*Extracted text*:
--

Questions and Answers:

Who's Who Legal Thought Leaders: Corporate Immigration

Chuck served as the national president of the American Immigration Lawyers Association from 2008 to 2009. He also served as president of the Alliance of Business Immigration Lawyers, and is currently an adjunct professor of law at Emory Law School. He advises his clients on immigration strategies designed to enhance the employers’ business and to maximise the employee’s immigration benefi ts. He has practised immigration law for 27 years, has spoken to numerous legal and business conferences on all types of immigration related topics, has testified in Congress on various aspects of immigration law and immigration reform, is frequently quoted in the national press, and appears regularly on national and local television and cable news outlets.

What inspired you to enter the legal profession?

As I was nearing graduation from college, my wife suggested I explore becoming an attorney, rather than seeking work at the CIA. I think she had other ideas for my future than I did at that time! After graduation from law school, I was introduced to immigration law by a series of pro bono asylum cases, that blossomed into a passion for helping companies, individuals and investors navigate the crazy highway of immigrating to the United States.

How have you built and maintained a highly successful practice in this area?

--

*The request*: According to the Corporate Immigration profile, at which law school is Chuck currently an adjunct professor? Draw only on the Corporate Immigration profile above, not on the records.

--

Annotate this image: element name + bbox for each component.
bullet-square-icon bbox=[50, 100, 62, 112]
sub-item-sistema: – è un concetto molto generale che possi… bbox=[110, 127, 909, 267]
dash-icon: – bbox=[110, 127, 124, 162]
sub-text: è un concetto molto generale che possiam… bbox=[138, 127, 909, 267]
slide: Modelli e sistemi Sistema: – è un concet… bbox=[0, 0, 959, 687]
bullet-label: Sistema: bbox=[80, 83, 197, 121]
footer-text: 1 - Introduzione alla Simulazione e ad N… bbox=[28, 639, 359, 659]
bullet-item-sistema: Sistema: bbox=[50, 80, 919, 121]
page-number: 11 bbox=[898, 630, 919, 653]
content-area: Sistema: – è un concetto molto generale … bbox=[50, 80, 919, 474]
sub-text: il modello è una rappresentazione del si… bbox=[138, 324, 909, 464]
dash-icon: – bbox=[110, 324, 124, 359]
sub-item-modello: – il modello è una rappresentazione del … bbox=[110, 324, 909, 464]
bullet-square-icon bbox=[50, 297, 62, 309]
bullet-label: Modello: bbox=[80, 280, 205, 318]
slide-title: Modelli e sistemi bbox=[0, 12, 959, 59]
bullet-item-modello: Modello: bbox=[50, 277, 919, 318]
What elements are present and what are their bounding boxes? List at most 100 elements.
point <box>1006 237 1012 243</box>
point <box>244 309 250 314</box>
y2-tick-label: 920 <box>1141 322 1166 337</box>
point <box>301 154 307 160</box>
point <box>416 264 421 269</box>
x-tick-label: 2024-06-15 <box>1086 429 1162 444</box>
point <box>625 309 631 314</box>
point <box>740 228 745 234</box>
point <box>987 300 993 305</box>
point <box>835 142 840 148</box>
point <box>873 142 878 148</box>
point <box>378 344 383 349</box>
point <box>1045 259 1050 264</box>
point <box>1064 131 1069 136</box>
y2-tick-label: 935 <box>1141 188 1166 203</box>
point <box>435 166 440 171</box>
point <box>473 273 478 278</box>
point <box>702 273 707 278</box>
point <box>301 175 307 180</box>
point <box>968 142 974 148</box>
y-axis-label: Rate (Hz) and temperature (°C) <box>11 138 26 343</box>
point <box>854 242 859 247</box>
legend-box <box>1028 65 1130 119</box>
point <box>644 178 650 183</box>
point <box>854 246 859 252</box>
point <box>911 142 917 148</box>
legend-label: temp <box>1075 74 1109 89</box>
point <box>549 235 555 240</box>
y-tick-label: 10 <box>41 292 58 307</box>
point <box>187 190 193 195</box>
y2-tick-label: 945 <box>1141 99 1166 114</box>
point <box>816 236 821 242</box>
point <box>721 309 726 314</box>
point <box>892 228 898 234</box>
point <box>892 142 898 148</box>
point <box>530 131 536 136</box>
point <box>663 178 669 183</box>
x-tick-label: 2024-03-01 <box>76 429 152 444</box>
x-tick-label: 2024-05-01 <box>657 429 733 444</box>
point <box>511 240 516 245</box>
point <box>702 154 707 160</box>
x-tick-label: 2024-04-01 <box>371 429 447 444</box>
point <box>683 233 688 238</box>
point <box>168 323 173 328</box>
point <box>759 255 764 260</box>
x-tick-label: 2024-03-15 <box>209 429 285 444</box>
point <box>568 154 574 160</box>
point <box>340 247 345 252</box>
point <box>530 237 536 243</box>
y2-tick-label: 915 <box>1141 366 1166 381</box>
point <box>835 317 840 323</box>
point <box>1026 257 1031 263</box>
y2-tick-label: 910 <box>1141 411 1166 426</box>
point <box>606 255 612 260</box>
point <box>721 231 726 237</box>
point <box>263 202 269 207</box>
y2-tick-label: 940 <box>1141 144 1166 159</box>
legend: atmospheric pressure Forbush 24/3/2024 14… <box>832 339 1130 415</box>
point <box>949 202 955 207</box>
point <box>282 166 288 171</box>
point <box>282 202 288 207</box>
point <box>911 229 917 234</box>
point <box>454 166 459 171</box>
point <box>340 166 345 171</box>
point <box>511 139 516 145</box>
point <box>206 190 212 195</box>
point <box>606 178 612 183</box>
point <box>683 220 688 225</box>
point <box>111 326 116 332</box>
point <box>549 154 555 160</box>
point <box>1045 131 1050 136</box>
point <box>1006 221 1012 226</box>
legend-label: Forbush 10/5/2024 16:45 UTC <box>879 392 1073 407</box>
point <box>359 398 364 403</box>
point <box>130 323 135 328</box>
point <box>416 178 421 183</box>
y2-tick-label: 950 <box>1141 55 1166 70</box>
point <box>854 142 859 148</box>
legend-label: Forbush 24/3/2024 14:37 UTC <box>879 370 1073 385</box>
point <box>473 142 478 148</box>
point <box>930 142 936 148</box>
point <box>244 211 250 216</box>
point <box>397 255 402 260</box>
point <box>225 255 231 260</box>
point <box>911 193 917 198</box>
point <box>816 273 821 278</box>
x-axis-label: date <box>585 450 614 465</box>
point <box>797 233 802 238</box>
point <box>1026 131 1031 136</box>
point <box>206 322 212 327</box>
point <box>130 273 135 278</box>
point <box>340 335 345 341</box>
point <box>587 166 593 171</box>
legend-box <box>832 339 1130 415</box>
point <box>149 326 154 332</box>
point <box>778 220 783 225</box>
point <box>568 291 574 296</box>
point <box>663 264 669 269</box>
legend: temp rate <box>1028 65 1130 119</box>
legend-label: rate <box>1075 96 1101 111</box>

--

*Exercise result*: Emory Law School.